BEGIN Records to use

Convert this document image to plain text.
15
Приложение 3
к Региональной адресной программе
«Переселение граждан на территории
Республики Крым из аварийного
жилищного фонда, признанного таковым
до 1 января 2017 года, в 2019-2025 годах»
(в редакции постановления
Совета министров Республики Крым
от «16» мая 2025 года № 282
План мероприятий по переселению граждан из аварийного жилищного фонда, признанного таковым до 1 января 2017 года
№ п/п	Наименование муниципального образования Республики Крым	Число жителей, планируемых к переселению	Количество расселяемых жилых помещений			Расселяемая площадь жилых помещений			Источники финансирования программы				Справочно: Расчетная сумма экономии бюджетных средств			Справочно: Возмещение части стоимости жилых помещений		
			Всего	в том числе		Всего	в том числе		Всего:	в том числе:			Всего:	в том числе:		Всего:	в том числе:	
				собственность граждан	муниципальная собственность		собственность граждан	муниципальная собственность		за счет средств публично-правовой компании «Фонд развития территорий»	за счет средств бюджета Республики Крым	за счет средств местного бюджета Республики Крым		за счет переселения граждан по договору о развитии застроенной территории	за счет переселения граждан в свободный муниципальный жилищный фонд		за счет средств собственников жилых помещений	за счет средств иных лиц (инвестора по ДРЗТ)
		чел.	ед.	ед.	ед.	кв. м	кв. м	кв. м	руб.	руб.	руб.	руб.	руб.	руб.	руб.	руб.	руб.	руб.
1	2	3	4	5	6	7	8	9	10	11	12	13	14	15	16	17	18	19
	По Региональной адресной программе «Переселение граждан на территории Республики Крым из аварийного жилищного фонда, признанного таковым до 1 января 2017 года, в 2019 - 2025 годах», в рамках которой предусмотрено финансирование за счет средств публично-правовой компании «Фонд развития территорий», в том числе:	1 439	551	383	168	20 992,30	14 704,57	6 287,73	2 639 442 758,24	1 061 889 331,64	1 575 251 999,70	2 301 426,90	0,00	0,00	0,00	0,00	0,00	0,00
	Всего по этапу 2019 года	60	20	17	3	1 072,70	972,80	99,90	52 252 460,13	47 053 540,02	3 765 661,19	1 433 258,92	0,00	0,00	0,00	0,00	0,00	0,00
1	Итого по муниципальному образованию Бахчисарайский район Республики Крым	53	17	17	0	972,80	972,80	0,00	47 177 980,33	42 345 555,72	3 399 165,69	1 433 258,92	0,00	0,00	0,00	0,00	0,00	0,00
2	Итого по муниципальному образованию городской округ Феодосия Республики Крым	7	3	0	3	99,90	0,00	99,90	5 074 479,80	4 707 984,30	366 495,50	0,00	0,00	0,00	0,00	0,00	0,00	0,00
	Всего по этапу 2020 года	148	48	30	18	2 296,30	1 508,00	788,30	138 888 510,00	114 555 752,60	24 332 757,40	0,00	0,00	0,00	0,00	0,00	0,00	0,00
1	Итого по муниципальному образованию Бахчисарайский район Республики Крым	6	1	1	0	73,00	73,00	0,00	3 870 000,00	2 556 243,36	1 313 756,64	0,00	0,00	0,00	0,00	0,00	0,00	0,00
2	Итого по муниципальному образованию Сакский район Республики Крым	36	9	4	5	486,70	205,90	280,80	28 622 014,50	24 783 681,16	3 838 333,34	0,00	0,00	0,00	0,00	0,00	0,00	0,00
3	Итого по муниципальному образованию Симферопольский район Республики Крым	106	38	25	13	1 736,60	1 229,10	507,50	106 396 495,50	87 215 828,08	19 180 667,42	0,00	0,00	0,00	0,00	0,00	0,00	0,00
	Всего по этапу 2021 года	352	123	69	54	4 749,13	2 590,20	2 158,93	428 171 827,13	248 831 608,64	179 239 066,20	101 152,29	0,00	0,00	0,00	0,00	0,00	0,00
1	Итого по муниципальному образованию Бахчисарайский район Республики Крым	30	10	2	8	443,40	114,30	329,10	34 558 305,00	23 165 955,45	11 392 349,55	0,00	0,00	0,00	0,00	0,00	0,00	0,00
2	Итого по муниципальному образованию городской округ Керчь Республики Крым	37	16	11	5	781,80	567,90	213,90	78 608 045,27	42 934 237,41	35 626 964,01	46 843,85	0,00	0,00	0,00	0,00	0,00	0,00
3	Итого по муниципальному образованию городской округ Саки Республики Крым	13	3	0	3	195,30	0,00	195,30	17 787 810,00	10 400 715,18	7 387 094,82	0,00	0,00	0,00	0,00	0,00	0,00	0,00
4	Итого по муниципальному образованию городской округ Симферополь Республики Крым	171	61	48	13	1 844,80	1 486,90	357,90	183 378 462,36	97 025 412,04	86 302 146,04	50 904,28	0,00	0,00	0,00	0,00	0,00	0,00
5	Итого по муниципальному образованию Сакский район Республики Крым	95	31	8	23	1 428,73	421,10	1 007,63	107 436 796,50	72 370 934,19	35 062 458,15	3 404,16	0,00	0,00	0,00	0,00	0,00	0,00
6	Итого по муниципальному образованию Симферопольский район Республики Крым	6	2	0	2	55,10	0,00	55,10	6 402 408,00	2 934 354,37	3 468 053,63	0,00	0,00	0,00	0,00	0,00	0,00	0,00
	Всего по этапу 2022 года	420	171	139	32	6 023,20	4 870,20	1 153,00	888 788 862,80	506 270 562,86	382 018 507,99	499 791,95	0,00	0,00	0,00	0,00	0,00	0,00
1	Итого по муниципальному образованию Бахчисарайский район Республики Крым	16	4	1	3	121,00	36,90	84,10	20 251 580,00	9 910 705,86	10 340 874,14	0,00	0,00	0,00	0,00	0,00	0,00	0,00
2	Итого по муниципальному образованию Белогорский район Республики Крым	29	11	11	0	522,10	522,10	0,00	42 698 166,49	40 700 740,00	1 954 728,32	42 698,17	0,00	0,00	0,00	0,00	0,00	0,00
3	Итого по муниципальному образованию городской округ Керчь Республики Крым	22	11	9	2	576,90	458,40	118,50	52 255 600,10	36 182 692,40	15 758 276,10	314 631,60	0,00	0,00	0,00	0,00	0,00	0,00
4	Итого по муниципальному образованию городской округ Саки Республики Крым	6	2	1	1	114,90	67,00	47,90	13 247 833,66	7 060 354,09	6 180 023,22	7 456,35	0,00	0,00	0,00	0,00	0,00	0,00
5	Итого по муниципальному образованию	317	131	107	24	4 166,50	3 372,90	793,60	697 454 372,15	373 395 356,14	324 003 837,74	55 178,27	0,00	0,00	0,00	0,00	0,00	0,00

END Records to use

- _Task prompt_:
Look through the records and gather each line with the word "округ".

- _Reply_:
2	Итого по муниципальному образованию городской округ Феодосия Республики Крым	7	3	0	3	99,90	0,00	99,90	5 074 479,80	4 707 984,30	366 495,50	0,00	0,00	0,00	0,00	0,00	0,00	0,00
2	Итого по муниципальному образованию городской округ Керчь Республики Крым	37	16	11	5	781,80	567,90	213,90	78 608 045,27	42 934 237,41	35 626 964,01	46 843,85	0,00	0,00	0,00	0,00	0,00	0,00
3	Итого по муниципальному образованию городской округ Саки Республики Крым	13	3	0	3	195,30	0,00	195,30	17 787 810,00	10 400 715,18	7 387 094,82	0,00	0,00	0,00	0,00	0,00	0,00	0,00
4	Итого по муниципальному образованию городской округ Симферополь Республики Крым	171	61	48	13	1 844,80	1 486,90	357,90	183 378 462,36	97 025 412,04	86 302 146,04	50 904,28	0,00	0,00	0,00	0,00	0,00	0,00
3	Итого по муниципальному образованию городской округ Керчь Республики Крым	22	11	9	2	576,90	458,40	118,50	52 255 600,10	36 182 692,40	15 758 276,10	314 631,60	0,00	0,00	0,00	0,00	0,00	0,00
4	Итого по муниципальному образованию городской округ Саки Республики Крым	6	2	1	1	114,90	67,00	47,90	13 247 833,66	7 060 354,09	6 180 023,22	7 456,35	0,00	0,00	0,00	0,00	0,00	0,00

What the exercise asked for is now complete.